## start Passage to read

Forums

Full Version: NEON
You're currently viewing a stripped down version of our content. View the full version with proper formatting.
NEON is a specialised optimisation system which allow the CPU to load in multiple chunks of data at a time and perform staggeringly fast maths on them by doing the same instructions on multiple values in parallel. Not as fast as a GPU but still quite a bit faster.

NEON is the ARM method, and its available on almost all modern ARM SBC's, SIMD is the intel version on a select few SBC's.

Now the fact is, I don't really get too involved at the lower end of a system, I have too many to keep track of, but it should be possible to get the compiler to optimise some of our code, especially the maths libs (though they may already do so) by asking the compiler to use NEON where viable.

This is no where near as good as writing your code with NEON in mind and using some of the specific NEON instructions, but it might provide a nice little boost if your project is maths/physics heavy and you find the performance is just missing the frame rate you need.

You need a post 2015 version of GCC on your system, and all you have to do is add  -mfpu=neon -ftree-vectorize to your gcc compile options.  (you can leave out the -mfpu=neon, but I found it reported much fewer instances were it could optimise). You also need to set the optimisation levels to 3 with -O3 
My compiler  CFLAGS currently looks like this.

## end Passage to read
## start Collected material

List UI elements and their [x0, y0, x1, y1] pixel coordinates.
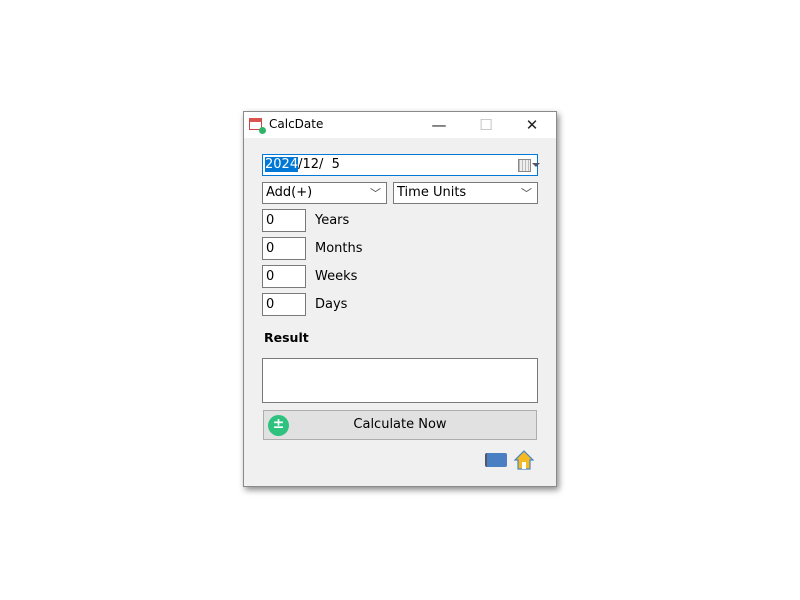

## end Collected material

— Instruction 1 —
Could you print the NEON forum post, everything from "NEON is the" down to "NEON where viable."?
— Instruction 2 —
Can you carry on with the NEON forum post from the point where it stops?

— Task answer 1 —
NEON is the ARM method, and its available on almost all modern ARM SBC's, SIMD is the intel version on a select few SBC's.

Now the fact is, I don't really get too involved at the lower end of a system, I have too many to keep track of, but it should be possible to get the compiler to optimise some of our code, especially the maths libs (though they may already do so) by asking the compiler to use NEON where viable.

— Task answer 2 —
-ggdb -ffunction-sections -O3 -std=c++14 -mfpu=neon -ftree-vectorize -fopt-info-vec-optimized


I have NO IDEA, at the moment what performance gain you will get, if any, but I hope that bullet, maybe PhysX and GLM will get some benefit from it. I will try to pop back to this sometime and give better guidance on how effective this turns out to be!

You can see if any optimisation is taking place by adding -fopt-info-vec-optimized  to your compiler commands (it does slow the compile time though) and reading the output.

This is quite advanced stuff and you need to really understand a little about registers and parallel processing, there's some decent info on the web and this I found quite helpful.
http://www.add.ece.ufl.edu/4924/docs/arm...opment.pdf
Nice!
I wonder if this is similar to NUMA on Intel based systems where you can map process per CPU core based on what PCI lane it is mapped to?
umm..... watermelon.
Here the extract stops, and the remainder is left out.